__Written instruction__.
Below is a block of data; give all of it again word for word.

__Given entries__.
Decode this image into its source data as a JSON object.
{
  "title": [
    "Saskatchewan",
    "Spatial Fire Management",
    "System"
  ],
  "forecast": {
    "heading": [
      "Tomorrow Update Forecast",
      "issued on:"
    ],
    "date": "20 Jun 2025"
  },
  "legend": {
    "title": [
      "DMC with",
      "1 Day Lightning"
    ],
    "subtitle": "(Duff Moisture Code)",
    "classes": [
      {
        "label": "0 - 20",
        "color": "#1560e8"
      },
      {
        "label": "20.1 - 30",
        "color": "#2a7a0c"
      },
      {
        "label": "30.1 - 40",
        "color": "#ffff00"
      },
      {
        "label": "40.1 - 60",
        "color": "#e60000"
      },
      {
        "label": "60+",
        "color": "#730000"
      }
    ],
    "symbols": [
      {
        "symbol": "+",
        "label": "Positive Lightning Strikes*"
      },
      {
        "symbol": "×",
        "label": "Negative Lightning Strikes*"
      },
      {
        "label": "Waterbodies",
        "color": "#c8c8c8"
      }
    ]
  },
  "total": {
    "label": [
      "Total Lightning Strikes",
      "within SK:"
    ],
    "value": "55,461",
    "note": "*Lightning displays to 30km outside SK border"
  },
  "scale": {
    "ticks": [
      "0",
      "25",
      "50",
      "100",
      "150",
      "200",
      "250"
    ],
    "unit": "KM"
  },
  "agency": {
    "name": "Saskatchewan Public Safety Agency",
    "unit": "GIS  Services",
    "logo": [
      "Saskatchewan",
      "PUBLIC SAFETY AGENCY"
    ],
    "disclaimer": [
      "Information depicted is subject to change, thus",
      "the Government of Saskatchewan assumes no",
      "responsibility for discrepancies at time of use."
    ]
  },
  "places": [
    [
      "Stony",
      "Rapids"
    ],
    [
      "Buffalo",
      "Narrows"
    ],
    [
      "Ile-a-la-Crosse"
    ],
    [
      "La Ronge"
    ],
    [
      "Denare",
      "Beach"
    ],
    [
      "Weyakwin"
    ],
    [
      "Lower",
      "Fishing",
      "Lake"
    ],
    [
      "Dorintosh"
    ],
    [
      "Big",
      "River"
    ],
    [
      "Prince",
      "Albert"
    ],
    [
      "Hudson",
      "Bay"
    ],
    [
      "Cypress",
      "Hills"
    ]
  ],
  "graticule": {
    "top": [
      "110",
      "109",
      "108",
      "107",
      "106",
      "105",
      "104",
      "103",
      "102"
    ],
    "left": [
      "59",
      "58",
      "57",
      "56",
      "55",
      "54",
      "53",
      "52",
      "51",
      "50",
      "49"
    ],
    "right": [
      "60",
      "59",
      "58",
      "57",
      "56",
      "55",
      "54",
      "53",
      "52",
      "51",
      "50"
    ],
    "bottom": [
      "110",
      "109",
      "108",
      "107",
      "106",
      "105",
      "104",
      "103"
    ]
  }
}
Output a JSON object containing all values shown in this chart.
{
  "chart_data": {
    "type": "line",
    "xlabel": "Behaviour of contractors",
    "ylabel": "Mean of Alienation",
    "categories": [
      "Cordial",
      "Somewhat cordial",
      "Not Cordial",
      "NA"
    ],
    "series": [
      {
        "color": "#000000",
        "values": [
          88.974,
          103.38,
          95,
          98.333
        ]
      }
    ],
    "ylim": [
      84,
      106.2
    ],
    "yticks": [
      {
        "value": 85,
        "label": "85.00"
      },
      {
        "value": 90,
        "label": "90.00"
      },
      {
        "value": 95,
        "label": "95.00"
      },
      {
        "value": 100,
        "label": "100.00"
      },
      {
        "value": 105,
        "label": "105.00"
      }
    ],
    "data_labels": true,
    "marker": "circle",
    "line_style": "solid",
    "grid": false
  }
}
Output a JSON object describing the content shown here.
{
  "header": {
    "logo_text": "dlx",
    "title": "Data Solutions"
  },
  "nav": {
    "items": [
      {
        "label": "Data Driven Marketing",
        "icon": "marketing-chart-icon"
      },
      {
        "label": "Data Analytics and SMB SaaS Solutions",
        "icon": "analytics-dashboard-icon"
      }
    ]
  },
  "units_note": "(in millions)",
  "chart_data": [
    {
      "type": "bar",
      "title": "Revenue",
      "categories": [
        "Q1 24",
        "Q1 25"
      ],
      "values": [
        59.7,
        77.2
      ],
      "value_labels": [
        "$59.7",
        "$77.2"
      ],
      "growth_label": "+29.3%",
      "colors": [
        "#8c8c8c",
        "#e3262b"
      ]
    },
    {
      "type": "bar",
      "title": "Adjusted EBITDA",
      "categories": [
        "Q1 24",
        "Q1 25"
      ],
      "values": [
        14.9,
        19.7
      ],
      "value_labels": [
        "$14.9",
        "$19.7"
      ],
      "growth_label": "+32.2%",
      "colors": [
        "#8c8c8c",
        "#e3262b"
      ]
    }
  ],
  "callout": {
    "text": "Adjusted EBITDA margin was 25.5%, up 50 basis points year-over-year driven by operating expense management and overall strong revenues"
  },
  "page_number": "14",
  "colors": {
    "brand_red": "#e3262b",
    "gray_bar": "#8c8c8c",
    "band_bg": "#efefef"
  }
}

__Right answer__.
Decode this image into its source data as a JSON object.
{
  "title": [
    "Saskatchewan",
    "Spatial Fire Management",
    "System"
  ],
  "forecast": {
    "heading": [
      "Tomorrow Update Forecast",
      "issued on:"
    ],
    "date": "20 Jun 2025"
  },
  "legend": {
    "title": [
      "DMC with",
      "1 Day Lightning"
    ],
    "subtitle": "(Duff Moisture Code)",
    "classes": [
      {
        "label": "0 - 20",
        "color": "#1560e8"
      },
      {
        "label": "20.1 - 30",
        "color": "#2a7a0c"
      },
      {
        "label": "30.1 - 40",
        "color": "#ffff00"
      },
      {
        "label": "40.1 - 60",
        "color": "#e60000"
      },
      {
        "label": "60+",
        "color": "#730000"
      }
    ],
    "symbols": [
      {
        "symbol": "+",
        "label": "Positive Lightning Strikes*"
      },
      {
        "symbol": "×",
        "label": "Negative Lightning Strikes*"
      },
      {
        "label": "Waterbodies",
        "color": "#c8c8c8"
      }
    ]
  },
  "total": {
    "label": [
      "Total Lightning Strikes",
      "within SK:"
    ],
    "value": "55,461",
    "note": "*Lightning displays to 30km outside SK border"
  },
  "scale": {
    "ticks": [
      "0",
      "25",
      "50",
      "100",
      "150",
      "200",
      "250"
    ],
    "unit": "KM"
  },
  "agency": {
    "name": "Saskatchewan Public Safety Agency",
    "unit": "GIS  Services",
    "logo": [
      "Saskatchewan",
      "PUBLIC SAFETY AGENCY"
    ],
    "disclaimer": [
      "Information depicted is subject to change, thus",
      "the Government of Saskatchewan assumes no",
      "responsibility for discrepancies at time of use."
    ]
  },
  "places": [
    [
      "Stony",
      "Rapids"
    ],
    [
      "Buffalo",
      "Narrows"
    ],
    [
      "Ile-a-la-Crosse"
    ],
    [
      "La Ronge"
    ],
    [
      "Denare",
      "Beach"
    ],
    [
      "Weyakwin"
    ],
    [
      "Lower",
      "Fishing",
      "Lake"
    ],
    [
      "Dorintosh"
    ],
    [
      "Big",
      "River"
    ],
    [
      "Prince",
      "Albert"
    ],
    [
      "Hudson",
      "Bay"
    ],
    [
      "Cypress",
      "Hills"
    ]
  ],
  "graticule": {
    "top": [
      "110",
      "109",
      "108",
      "107",
      "106",
      "105",
      "104",
      "103",
      "102"
    ],
    "left": [
      "59",
      "58",
      "57",
      "56",
      "55",
      "54",
      "53",
      "52",
      "51",
      "50",
      "49"
    ],
    "right": [
      "60",
      "59",
      "58",
      "57",
      "56",
      "55",
      "54",
      "53",
      "52",
      "51",
      "50"
    ],
    "bottom": [
      "110",
      "109",
      "108",
      "107",
      "106",
      "105",
      "104",
      "103"
    ]
  }
}
Output a JSON object containing all values shown in this chart.
{
  "chart_data": {
    "type": "line",
    "xlabel": "Behaviour of contractors",
    "ylabel": "Mean of Alienation",
    "categories": [
      "Cordial",
      "Somewhat cordial",
      "Not Cordial",
      "NA"
    ],
    "series": [
      {
        "color": "#000000",
        "values": [
          88.974,
          103.38,
          95,
          98.333
        ]
      }
    ],
    "ylim": [
      84,
      106.2
    ],
    "yticks": [
      {
        "value": 85,
        "label": "85.00"
      },
      {
        "value": 90,
        "label": "90.00"
      },
      {
        "value": 95,
        "label": "95.00"
      },
      {
        "value": 100,
        "label": "100.00"
      },
      {
        "value": 105,
        "label": "105.00"
      }
    ],
    "data_labels": true,
    "marker": "circle",
    "line_style": "solid",
    "grid": false
  }
}
Output a JSON object describing the content shown here.
{
  "header": {
    "logo_text": "dlx",
    "title": "Data Solutions"
  },
  "nav": {
    "items": [
      {
        "label": "Data Driven Marketing",
        "icon": "marketing-chart-icon"
      },
      {
        "label": "Data Analytics and SMB SaaS Solutions",
        "icon": "analytics-dashboard-icon"
      }
    ]
  },
  "units_note": "(in millions)",
  "chart_data": [
    {
      "type": "bar",
      "title": "Revenue",
      "categories": [
        "Q1 24",
        "Q1 25"
      ],
      "values": [
        59.7,
        77.2
      ],
      "value_labels": [
        "$59.7",
        "$77.2"
      ],
      "growth_label": "+29.3%",
      "colors": [
        "#8c8c8c",
        "#e3262b"
      ]
    },
    {
      "type": "bar",
      "title": "Adjusted EBITDA",
      "categories": [
        "Q1 24",
        "Q1 25"
      ],
      "values": [
        14.9,
        19.7
      ],
      "value_labels": [
        "$14.9",
        "$19.7"
      ],
      "growth_label": "+32.2%",
      "colors": [
        "#8c8c8c",
        "#e3262b"
      ]
    }
  ],
  "callout": {
    "text": "Adjusted EBITDA margin was 25.5%, up 50 basis points year-over-year driven by operating expense management and overall strong revenues"
  },
  "page_number": "14",
  "colors": {
    "brand_red": "#e3262b",
    "gray_bar": "#8c8c8c",
    "band_bg": "#efefef"
  }
}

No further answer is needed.